→ Reading passage
* start *

Julia_arch Julia_arch - 3 months ago 21
Python Question

Repetitive process to follow links in a website (BeautifulSoup)

I'm writing a code in Python to get all the 'a' tags in a URL using Beautiful soup, then I use the link at position 3, then I should follow that link, I will repeat this process about 18 times. I included the code below, which has the process repeated twice. I can't come about a way to repeat the same process 18 times in a loop.Any help would be appreciated.

import re
import urllib

from BeautifulSoup import *
htm1= urllib.urlopen('https://pr4e.dr-chuck.com/tsugi/mod/python-data/data/known_by_Fikret.html ').read()
soup =BeautifulSoup(htm1)
tags = soup('a')
list1=list()
for tag in tags:
x = tag.get('href', None)
list1.append(x)

M= list1[2]

htm2= urllib.urlopen(M).read()
soup =BeautifulSoup(htm2)
tags1 = soup('a')
list2=list()
for tag1 in tags1:
x2 = tag1.get('href', None)
list2.append(x2)

* end *

→ Record list
* start *

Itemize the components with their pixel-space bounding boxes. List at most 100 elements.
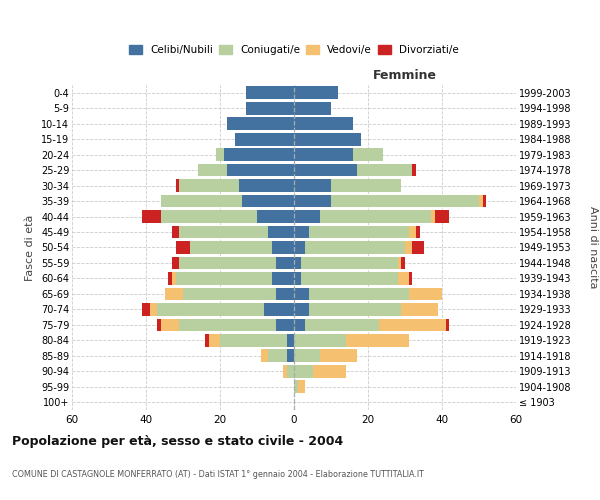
Bar	[179, 318, 275, 331]
Bar	[176, 241, 190, 254]
Bar	[235, 133, 294, 145]
Bar	[142, 210, 161, 223]
Text: Popolazione per età, sesso e stato civile - 2004: Popolazione per età, sesso e stato civil…	[12, 435, 343, 448]
Bar	[301, 272, 398, 285]
Bar	[294, 318, 305, 331]
Bar	[305, 241, 405, 254]
Bar	[172, 226, 179, 238]
Bar	[161, 318, 179, 331]
Bar	[272, 272, 294, 285]
Bar	[190, 241, 272, 254]
Bar	[346, 334, 409, 346]
Bar	[416, 226, 420, 238]
Bar	[309, 288, 409, 300]
Bar	[161, 210, 257, 223]
Text: Femmine: Femmine	[373, 68, 437, 82]
Bar	[164, 288, 183, 300]
Bar	[275, 256, 294, 270]
Bar	[401, 256, 405, 270]
Bar	[161, 194, 242, 207]
Bar	[287, 365, 294, 378]
Bar	[268, 226, 294, 238]
Bar	[294, 210, 320, 223]
Bar	[239, 179, 294, 192]
Bar	[179, 256, 275, 270]
Bar	[305, 318, 379, 331]
Bar	[275, 318, 294, 331]
Bar	[294, 380, 298, 393]
Bar	[446, 318, 449, 331]
Bar	[409, 226, 416, 238]
Bar	[209, 334, 220, 346]
Bar	[205, 334, 209, 346]
Y-axis label: Fasce di età: Fasce di età	[25, 214, 35, 280]
Bar	[409, 288, 442, 300]
Bar	[357, 164, 412, 176]
Bar	[272, 241, 294, 254]
Bar	[434, 210, 449, 223]
Bar	[157, 303, 265, 316]
Bar	[275, 288, 294, 300]
Bar	[401, 303, 438, 316]
Bar	[294, 118, 353, 130]
Bar	[320, 210, 431, 223]
Legend: Celibi/Nubili, Coniugati/e, Vedovi/e, Divorziati/e: Celibi/Nubili, Coniugati/e, Vedovi/e, Di…	[129, 44, 459, 55]
Bar	[268, 350, 287, 362]
Bar	[294, 86, 338, 99]
Bar	[287, 334, 294, 346]
Bar	[294, 148, 353, 161]
Bar	[405, 241, 412, 254]
Bar	[257, 210, 294, 223]
Bar	[176, 272, 272, 285]
Bar	[409, 272, 412, 285]
Bar	[320, 350, 357, 362]
Bar	[379, 318, 446, 331]
Bar	[294, 194, 331, 207]
Bar	[142, 303, 150, 316]
Bar	[298, 380, 305, 393]
Bar	[216, 148, 224, 161]
Bar	[294, 133, 361, 145]
Bar	[294, 334, 346, 346]
Bar	[246, 102, 294, 115]
Bar	[294, 365, 313, 378]
Bar	[294, 102, 331, 115]
Bar	[283, 365, 287, 378]
Bar	[287, 350, 294, 362]
Bar	[331, 194, 479, 207]
Bar	[398, 272, 409, 285]
Bar	[172, 256, 179, 270]
Bar	[294, 288, 309, 300]
Bar	[220, 334, 287, 346]
Bar	[431, 210, 434, 223]
Bar	[176, 179, 179, 192]
Bar	[172, 272, 176, 285]
Bar	[179, 226, 268, 238]
Bar	[482, 194, 487, 207]
Bar	[294, 226, 309, 238]
Bar	[198, 164, 227, 176]
Bar	[294, 164, 357, 176]
Bar	[294, 241, 305, 254]
Bar	[398, 256, 401, 270]
Bar	[179, 179, 239, 192]
Y-axis label: Anni di nascita: Anni di nascita	[588, 206, 598, 288]
Bar	[242, 194, 294, 207]
Bar	[301, 256, 398, 270]
Bar	[294, 303, 309, 316]
Bar	[313, 365, 346, 378]
Text: COMUNE DI CASTAGNOLE MONFERRATO (AT) - Dati ISTAT 1° gennaio 2004 - Elaborazione: COMUNE DI CASTAGNOLE MONFERRATO (AT) - D…	[12, 470, 424, 479]
Bar	[294, 179, 331, 192]
Bar	[261, 350, 268, 362]
Bar	[183, 288, 275, 300]
Bar	[331, 179, 401, 192]
Bar	[294, 272, 301, 285]
Bar	[150, 303, 157, 316]
Bar	[294, 256, 301, 270]
Bar	[294, 350, 320, 362]
Bar	[246, 86, 294, 99]
Bar	[309, 226, 409, 238]
Bar	[309, 303, 401, 316]
Bar	[224, 148, 294, 161]
Bar	[412, 164, 416, 176]
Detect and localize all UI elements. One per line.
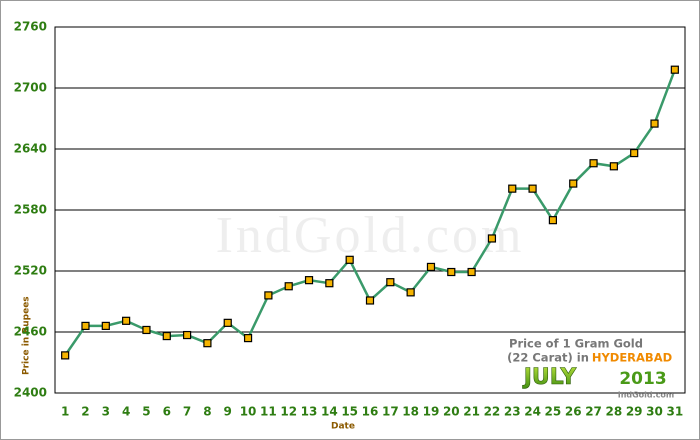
x-tick-label: 14 — [321, 405, 338, 419]
x-tick-label: 26 — [565, 405, 582, 419]
marker — [650, 119, 659, 128]
marker — [162, 331, 171, 341]
y-tick-label: 2520 — [14, 264, 47, 278]
marker — [406, 288, 415, 297]
y-tick-label: 2460 — [14, 325, 47, 339]
x-tick-label: 21 — [463, 405, 480, 419]
subtitle: (22 Carat) in — [507, 351, 589, 365]
title: Price of 1 Gram Gold — [509, 337, 643, 351]
x-tick-label: 27 — [585, 405, 602, 419]
x-tick-label: 3 — [102, 405, 110, 419]
y-tick-label: 2700 — [14, 81, 47, 95]
x-tick-label: 17 — [382, 405, 399, 419]
marker — [264, 291, 273, 300]
marker — [630, 148, 639, 158]
marker — [426, 262, 436, 272]
marker — [325, 279, 334, 288]
marker — [670, 65, 679, 74]
marker — [101, 321, 110, 330]
marker — [365, 296, 375, 305]
x-tick-label: 2 — [81, 405, 89, 419]
x-tick-label: 20 — [443, 405, 460, 419]
y-tick-label: 2640 — [14, 142, 47, 156]
x-tick-label: 9 — [224, 405, 232, 419]
x-tick-label: 24 — [524, 405, 541, 419]
marker — [223, 318, 232, 327]
marker — [508, 184, 517, 193]
x-tick-label: 5 — [142, 405, 150, 419]
marker — [386, 278, 395, 287]
x-axis-label: Date — [331, 422, 355, 432]
marker — [182, 330, 192, 340]
marker — [284, 282, 293, 291]
x-tick-label: 23 — [504, 405, 521, 419]
x-tick-label: 28 — [606, 405, 623, 419]
x-tick-label: 31 — [666, 405, 683, 419]
marker — [61, 351, 70, 360]
x-tick-label: 13 — [301, 405, 318, 419]
x-tick-label: 29 — [626, 405, 643, 419]
x-tick-label: 16 — [362, 405, 379, 419]
watermark: IndGold.com — [216, 207, 525, 264]
x-tick-label: 30 — [646, 405, 663, 419]
x-tick-label: 4 — [122, 405, 130, 419]
x-tick-label: 11 — [260, 405, 277, 419]
marker — [589, 159, 598, 168]
marker — [609, 162, 618, 171]
marker — [304, 276, 314, 285]
location: HYDERABAD — [592, 351, 672, 365]
marker — [81, 321, 90, 330]
y-tick-label: 2580 — [14, 203, 47, 217]
marker — [142, 325, 151, 335]
marker — [528, 184, 537, 193]
marker — [548, 216, 558, 225]
marker — [345, 255, 354, 264]
y-tick-label: 2400 — [14, 386, 47, 400]
x-tick-label: 22 — [484, 405, 501, 419]
y-axis-label: Price in Rupees — [22, 296, 32, 375]
x-tick-label: 7 — [183, 405, 191, 419]
marker — [203, 339, 212, 348]
marker — [243, 334, 253, 343]
x-tick-label: 1 — [61, 405, 69, 419]
month: JULY — [522, 365, 578, 390]
info-box: Price of 1 Gram Gold (22 Carat) in HYDER… — [507, 337, 674, 400]
x-tick-label: 10 — [240, 405, 257, 419]
y-tick-label: 2760 — [14, 20, 47, 34]
x-tick-label: 25 — [545, 405, 562, 419]
marker — [122, 316, 131, 325]
marker — [569, 179, 578, 188]
marker — [487, 234, 497, 243]
x-tick-label: 8 — [203, 405, 211, 419]
x-tick-label: 19 — [423, 405, 440, 419]
x-tick-label: 12 — [280, 405, 297, 419]
marker — [447, 267, 456, 277]
year: 2013 — [619, 369, 666, 389]
x-tick-label: 6 — [163, 405, 171, 419]
x-tick-label: 15 — [341, 405, 358, 419]
x-tick-label: 18 — [402, 405, 419, 419]
marker — [467, 267, 476, 277]
source: IndGold.com — [618, 391, 675, 400]
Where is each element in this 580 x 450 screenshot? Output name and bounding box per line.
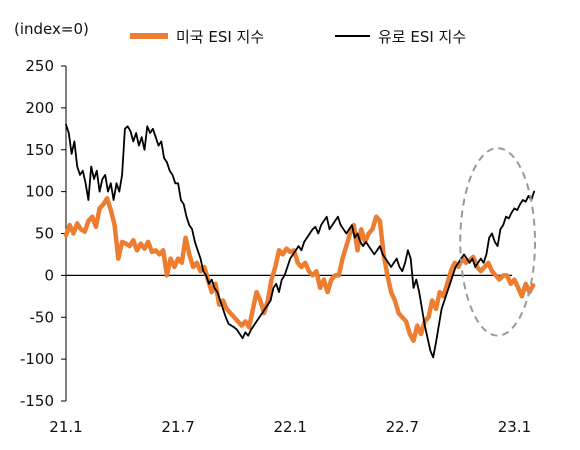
y-tick-label: -100 — [20, 350, 54, 368]
legend: 미국 ESI 지수 유로 ESI 지수 — [130, 28, 466, 46]
y-tick-label: 200 — [25, 99, 54, 117]
y-tick-label: -50 — [30, 308, 55, 326]
series-layer — [63, 123, 536, 359]
y-tick-label: -150 — [20, 392, 54, 410]
y-tick-label: 150 — [25, 141, 54, 159]
x-tick-label: 23.1 — [498, 418, 531, 436]
y-tick-label: 250 — [25, 57, 54, 75]
series-line-euro-esi — [65, 123, 535, 359]
x-tick-label: 22.1 — [274, 418, 307, 436]
series-line-us-esi — [63, 196, 536, 343]
x-tick-label: 21.7 — [161, 418, 194, 436]
y-tick-label: 0 — [44, 266, 54, 284]
x-axis: 21.1 21.7 22.1 22.7 23.1 — [49, 274, 531, 436]
unit-label: (index=0) — [14, 20, 89, 38]
highlight-dashed-ellipse — [459, 147, 537, 337]
legend-label-us: 미국 ESI 지수 — [176, 28, 264, 46]
x-tick-label: 22.7 — [386, 418, 419, 436]
y-tick-label: 100 — [25, 183, 54, 201]
y-axis: 250 200 150 100 50 0 -50 -100 -150 — [20, 57, 67, 410]
legend-label-euro: 유로 ESI 지수 — [378, 28, 466, 46]
y-tick-label: 50 — [35, 225, 54, 243]
highlight-layer — [459, 147, 537, 337]
x-tick-label: 21.1 — [49, 418, 82, 436]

* end *

→ Instruction 1
In the forum thread about following links with BeautifulSoup, about how many times does the poster need to repeat the process?
→ Instruction 2
Say whether each statement agrees with the forum thread about following links with BeautifulSoup, and quote the words that decide it.
(a) The included code repeats the process twice.
(b) The poster uses the link at position 3.
(c) The poster has already found a way to repeat the process 18 times in a loop.

→ Complete response 1
About 18 times.

→ Complete response 2
(a) Yes: "which has the process repeated twice"
(b) Yes: "then I use the link at position 3"
(c) No: "I can't come about a way to repeat the same process 18 times in a loop."